* Begin EXERCISE MATERIAL *

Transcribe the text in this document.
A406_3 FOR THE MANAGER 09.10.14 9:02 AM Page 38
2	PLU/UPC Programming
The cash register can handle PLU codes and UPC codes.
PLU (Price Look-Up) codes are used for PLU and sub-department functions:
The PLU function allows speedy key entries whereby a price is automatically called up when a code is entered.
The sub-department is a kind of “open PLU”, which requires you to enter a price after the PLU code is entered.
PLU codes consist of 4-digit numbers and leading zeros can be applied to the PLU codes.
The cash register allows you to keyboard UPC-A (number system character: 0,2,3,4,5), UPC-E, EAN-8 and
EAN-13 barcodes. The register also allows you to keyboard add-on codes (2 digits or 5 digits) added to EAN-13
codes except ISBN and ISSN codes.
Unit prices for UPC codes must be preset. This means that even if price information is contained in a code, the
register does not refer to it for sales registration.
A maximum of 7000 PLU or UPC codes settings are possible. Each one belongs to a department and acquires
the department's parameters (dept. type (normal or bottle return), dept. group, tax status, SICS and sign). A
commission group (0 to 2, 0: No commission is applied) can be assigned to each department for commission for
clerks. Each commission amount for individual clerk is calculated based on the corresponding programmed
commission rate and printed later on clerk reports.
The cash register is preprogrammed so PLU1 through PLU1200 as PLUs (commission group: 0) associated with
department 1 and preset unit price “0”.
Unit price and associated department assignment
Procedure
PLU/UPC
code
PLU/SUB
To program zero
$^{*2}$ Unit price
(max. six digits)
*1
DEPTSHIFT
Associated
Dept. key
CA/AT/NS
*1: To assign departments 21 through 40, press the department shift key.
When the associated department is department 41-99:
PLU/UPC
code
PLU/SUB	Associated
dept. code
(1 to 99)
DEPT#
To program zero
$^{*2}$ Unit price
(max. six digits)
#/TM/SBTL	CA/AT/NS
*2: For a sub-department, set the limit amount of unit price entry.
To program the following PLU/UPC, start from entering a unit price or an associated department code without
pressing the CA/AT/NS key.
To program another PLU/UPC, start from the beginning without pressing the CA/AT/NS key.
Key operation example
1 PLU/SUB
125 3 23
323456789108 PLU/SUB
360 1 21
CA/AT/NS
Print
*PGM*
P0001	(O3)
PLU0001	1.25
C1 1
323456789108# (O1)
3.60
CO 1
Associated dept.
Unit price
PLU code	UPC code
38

* End EXERCISE MATERIAL *
* Begin EXERCISE MATERIAL *

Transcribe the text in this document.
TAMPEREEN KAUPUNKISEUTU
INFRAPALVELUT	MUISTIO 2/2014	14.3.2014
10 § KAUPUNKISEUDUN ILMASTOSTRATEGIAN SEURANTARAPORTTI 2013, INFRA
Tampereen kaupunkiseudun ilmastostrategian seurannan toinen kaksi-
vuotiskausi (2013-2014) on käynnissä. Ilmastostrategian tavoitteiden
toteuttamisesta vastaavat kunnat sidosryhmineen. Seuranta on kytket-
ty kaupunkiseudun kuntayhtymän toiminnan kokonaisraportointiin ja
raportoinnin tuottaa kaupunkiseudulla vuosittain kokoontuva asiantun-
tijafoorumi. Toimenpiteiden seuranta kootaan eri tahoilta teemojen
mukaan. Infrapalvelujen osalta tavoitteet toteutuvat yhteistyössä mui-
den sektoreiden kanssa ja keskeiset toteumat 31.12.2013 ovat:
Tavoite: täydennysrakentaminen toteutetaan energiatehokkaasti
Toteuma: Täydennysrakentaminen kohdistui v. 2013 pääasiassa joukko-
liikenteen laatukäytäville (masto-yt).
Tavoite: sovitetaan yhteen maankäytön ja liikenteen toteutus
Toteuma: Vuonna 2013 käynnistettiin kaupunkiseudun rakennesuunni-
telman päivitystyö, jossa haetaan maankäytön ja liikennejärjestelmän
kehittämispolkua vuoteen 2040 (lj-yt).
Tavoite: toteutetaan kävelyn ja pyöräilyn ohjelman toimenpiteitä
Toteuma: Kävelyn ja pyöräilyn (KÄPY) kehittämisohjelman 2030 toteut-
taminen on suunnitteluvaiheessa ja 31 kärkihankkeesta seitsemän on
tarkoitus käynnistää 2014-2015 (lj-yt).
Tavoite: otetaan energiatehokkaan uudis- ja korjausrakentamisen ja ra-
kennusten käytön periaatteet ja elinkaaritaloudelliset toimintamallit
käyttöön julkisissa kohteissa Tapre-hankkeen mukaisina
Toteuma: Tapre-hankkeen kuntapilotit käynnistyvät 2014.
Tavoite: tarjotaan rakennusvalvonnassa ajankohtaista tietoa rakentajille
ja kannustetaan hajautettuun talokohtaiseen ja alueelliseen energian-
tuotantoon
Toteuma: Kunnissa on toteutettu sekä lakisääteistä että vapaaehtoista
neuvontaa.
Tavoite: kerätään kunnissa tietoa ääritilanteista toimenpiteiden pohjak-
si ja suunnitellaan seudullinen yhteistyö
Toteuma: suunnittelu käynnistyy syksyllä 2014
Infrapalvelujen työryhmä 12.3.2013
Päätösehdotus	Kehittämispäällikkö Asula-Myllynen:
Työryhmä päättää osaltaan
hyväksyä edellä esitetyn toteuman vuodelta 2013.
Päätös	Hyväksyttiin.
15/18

* End EXERCISE MATERIAL *
* Begin EXERCISE MATERIAL *

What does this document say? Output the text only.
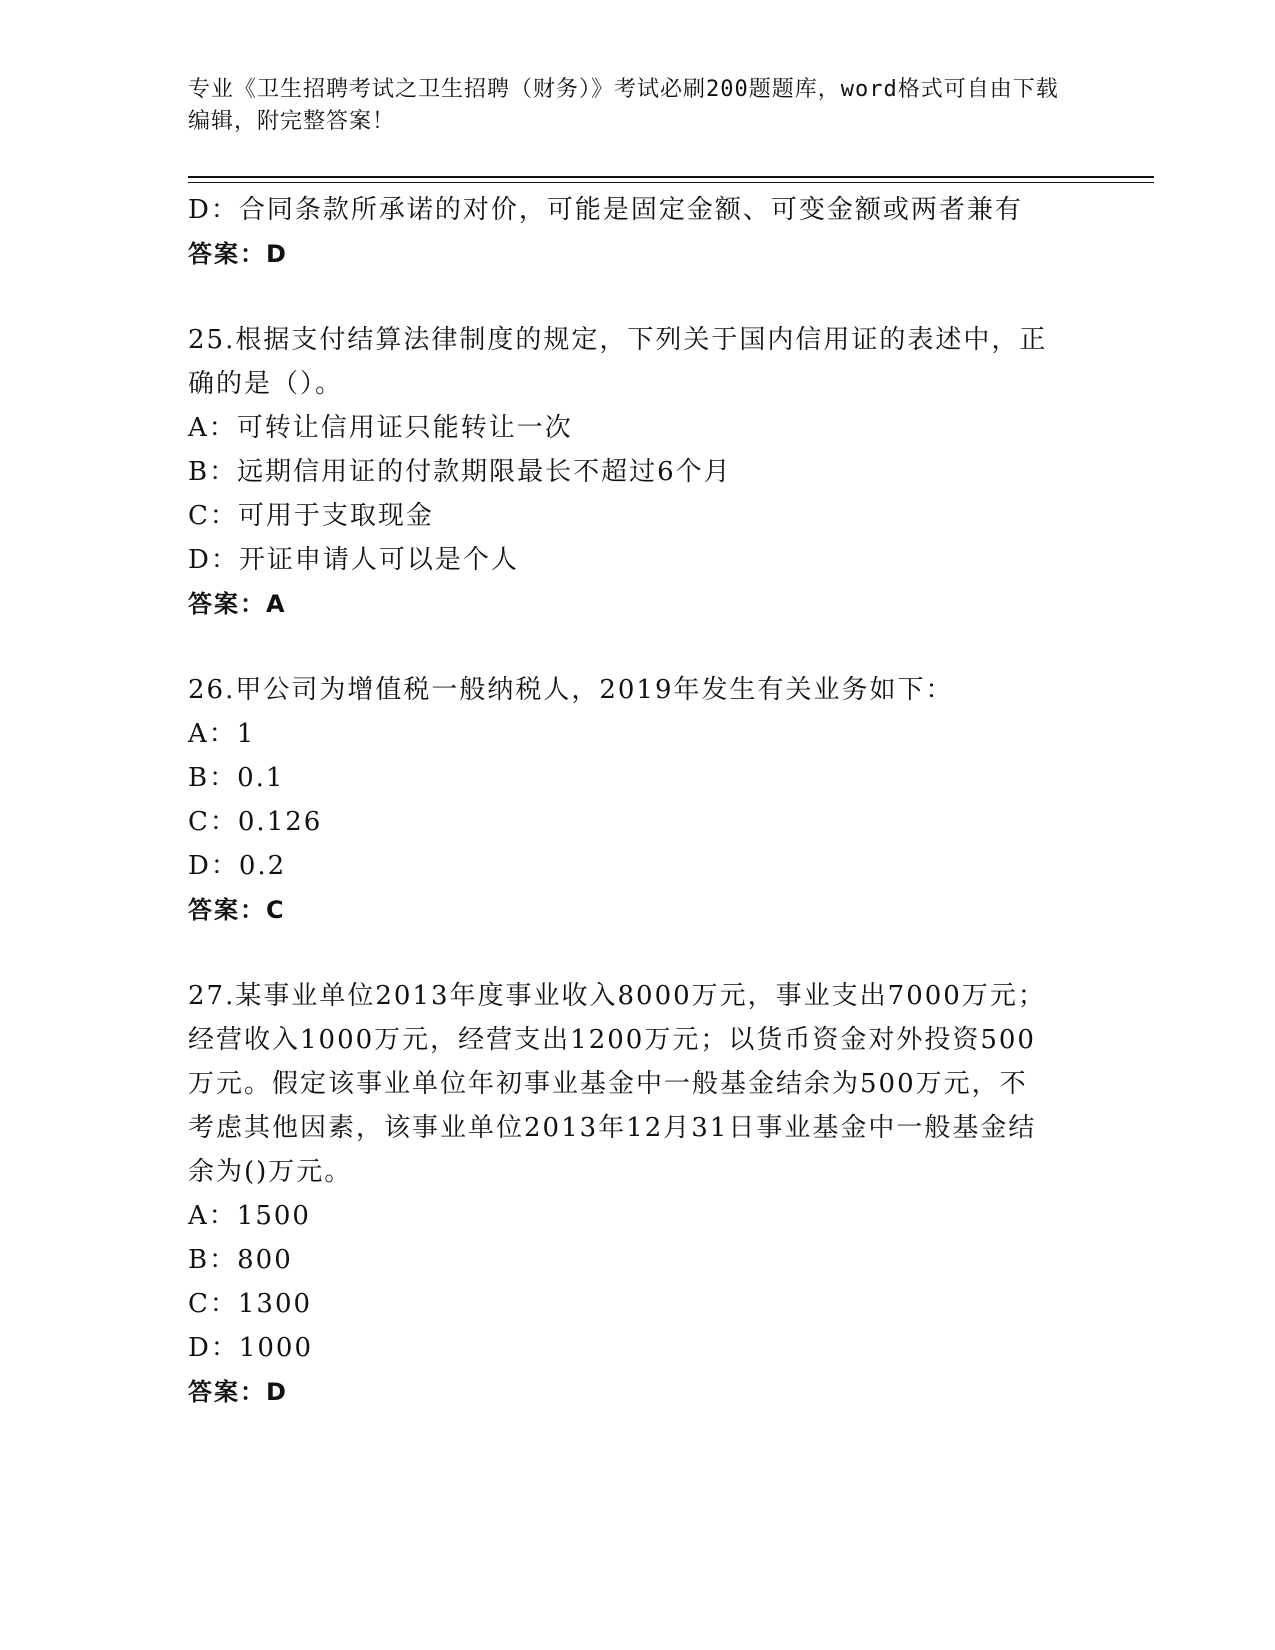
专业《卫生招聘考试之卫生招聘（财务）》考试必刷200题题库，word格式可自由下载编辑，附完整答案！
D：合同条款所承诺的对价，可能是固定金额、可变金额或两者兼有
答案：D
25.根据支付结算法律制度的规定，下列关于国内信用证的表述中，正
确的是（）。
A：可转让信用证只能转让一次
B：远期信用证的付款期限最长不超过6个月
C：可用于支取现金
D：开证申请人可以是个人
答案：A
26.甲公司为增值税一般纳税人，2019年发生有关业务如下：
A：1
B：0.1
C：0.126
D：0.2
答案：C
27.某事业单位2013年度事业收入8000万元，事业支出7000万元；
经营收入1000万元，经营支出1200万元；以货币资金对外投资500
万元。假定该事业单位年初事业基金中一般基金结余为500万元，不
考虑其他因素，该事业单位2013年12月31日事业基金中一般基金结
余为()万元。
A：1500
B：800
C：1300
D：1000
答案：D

* End EXERCISE MATERIAL *

• **GOAL**
Return each line of the data that contains the string "keyboard".

• **FINAL RESULT**
The cash register allows you to keyboard UPC-A (number system character: 0,2,3,4,5), UPC-E, EAN-8 and
EAN-13 barcodes. The register also allows you to keyboard add-on codes (2 digits or 5 digits) added to EAN-13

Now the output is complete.